作業依頼: インプラント手術に関する引用文から、「インプラント手術の種類」から「(アバットメントについては、インプラントの構造のページで紹介しています)」までの部分を一字一句変えずに抜き出してください。

引用文:
========

インプラント手術の方法
インプラント治療では、インプラントを顎の骨に埋入する外科的手術が必要となります。
インプラント手術の種類
インプラントを埋入する手術には2回法と1回法があります。手術が2回必要な術式が2回法、1回で済む術式が1回法です。
症例により2回法、1回法の選択を行います。
以下に、術式および適応を説明します。
2回法
1回目の手術後、インプラントは粘膜の下に完全に覆われます。
1次手術
粘膜を切開し顎骨を露出させ、ドリルでインプラントを埋入するための穴を開けます。インプラントを埋め込み、粘膜を元通りに合わせて縫合します。インプラントは粘膜の下に完全に覆われている状態になります。
2次手術
埋め込んだインプラントを露出させてアバットメントを取り付けます。
(アバットメントについては、インプラントの構造のページで紹介しています)
2次手術は、インプラントと骨が結合するのを待ってから行います。粘膜を切開し、埋め込んだインプラントを露出させ、アバットメントを取り付けます。
インプラント周囲の粘膜が治癒したら、人工歯の型取りを行います。
2次手術は、1次手術に比べて手術の侵襲(身体的負担)は少なく、短時間で終了します。
1回法
1回法は、手術後にインプラントが粘膜の上に貫通(露出)した状態となります。
2回法と同様、まず粘膜を切開し、顎の骨にドリルで穴を開けてインプラントを埋め込みます。
1回法では、粘膜の上にインプラントが露出するように縫合します。2次手術は必要ありません。
骨およびインプラント周囲の粘膜が治癒したら、人工歯の型取りを行います。
2回法・1回法の比較
2回法
インプラントを粘膜の上に露出させたくないとき
- 手術後、インプラントが露出すると外力により骨との結合が阻害される可能性が高い場合
- 骨移植を行い、感染のリスクが高い場合
- 手術が2度必要になるため、1回法よりも身体的負担が多い
- 治療期間(手術してから最終的な被せ物が入るまでの期間)は1回法よりも長くなる
1回法
インプラントを粘膜の上に露出しても問題ないとき
- 手術が1度で済むので、身体的負担が少ない
- 2回法で行うより治療期間(手術してから最終的な被せ物が入るまでの期間)が短い
臨床研究によると、2回法・1回法では治癒に差はありませんが、術式は歯科医師の判断により選択されます。
1回法で骨移植を行う事もありますが、大きな骨移植では2回法を行うことが多いようです。
インプラント手術の痛み・麻酔について
インプラント手術は局所麻酔をして行いますので、通常、痛みはほとんどありません。手術の緊張・不安などストレスを軽減して治療を行うために、「静脈内鎮静法」が併用される場合もあります。

========

元データ:
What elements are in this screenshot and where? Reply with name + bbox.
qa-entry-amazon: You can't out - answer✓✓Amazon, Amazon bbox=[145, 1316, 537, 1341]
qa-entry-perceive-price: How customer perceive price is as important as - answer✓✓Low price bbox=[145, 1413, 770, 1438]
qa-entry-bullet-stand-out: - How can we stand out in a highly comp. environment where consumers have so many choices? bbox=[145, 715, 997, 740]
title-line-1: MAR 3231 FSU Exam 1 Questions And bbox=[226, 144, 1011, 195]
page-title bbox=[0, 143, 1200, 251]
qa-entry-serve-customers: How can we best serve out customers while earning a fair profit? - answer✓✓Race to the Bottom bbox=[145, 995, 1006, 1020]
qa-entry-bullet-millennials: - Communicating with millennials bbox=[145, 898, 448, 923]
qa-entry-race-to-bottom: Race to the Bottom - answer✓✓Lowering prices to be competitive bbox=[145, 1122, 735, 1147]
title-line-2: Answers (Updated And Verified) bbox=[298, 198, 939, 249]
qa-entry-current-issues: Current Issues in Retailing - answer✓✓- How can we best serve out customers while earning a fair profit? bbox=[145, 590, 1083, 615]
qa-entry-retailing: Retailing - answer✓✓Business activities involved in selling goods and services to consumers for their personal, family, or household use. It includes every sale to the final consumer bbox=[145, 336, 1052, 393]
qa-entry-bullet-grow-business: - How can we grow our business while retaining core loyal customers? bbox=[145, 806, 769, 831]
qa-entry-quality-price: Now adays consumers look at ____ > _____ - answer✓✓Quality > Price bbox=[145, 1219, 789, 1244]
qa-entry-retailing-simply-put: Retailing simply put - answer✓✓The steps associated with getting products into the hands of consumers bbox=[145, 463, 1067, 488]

========

回答:
インプラント手術の種類
インプラントを埋入する手術には2回法と1回法があります。手術が2回必要な術式が2回法、1回で済む術式が1回法です。
症例により2回法、1回法の選択を行います。
以下に、術式および適応を説明します。
2回法
1回目の手術後、インプラントは粘膜の下に完全に覆われます。
1次手術
粘膜を切開し顎骨を露出させ、ドリルでインプラントを埋入するための穴を開けます。インプラントを埋め込み、粘膜を元通りに合わせて縫合します。インプラントは粘膜の下に完全に覆われている状態になります。
2次手術
埋め込んだインプラントを露出させてアバットメントを取り付けます。
(アバットメントについては、インプラントの構造のページで紹介しています)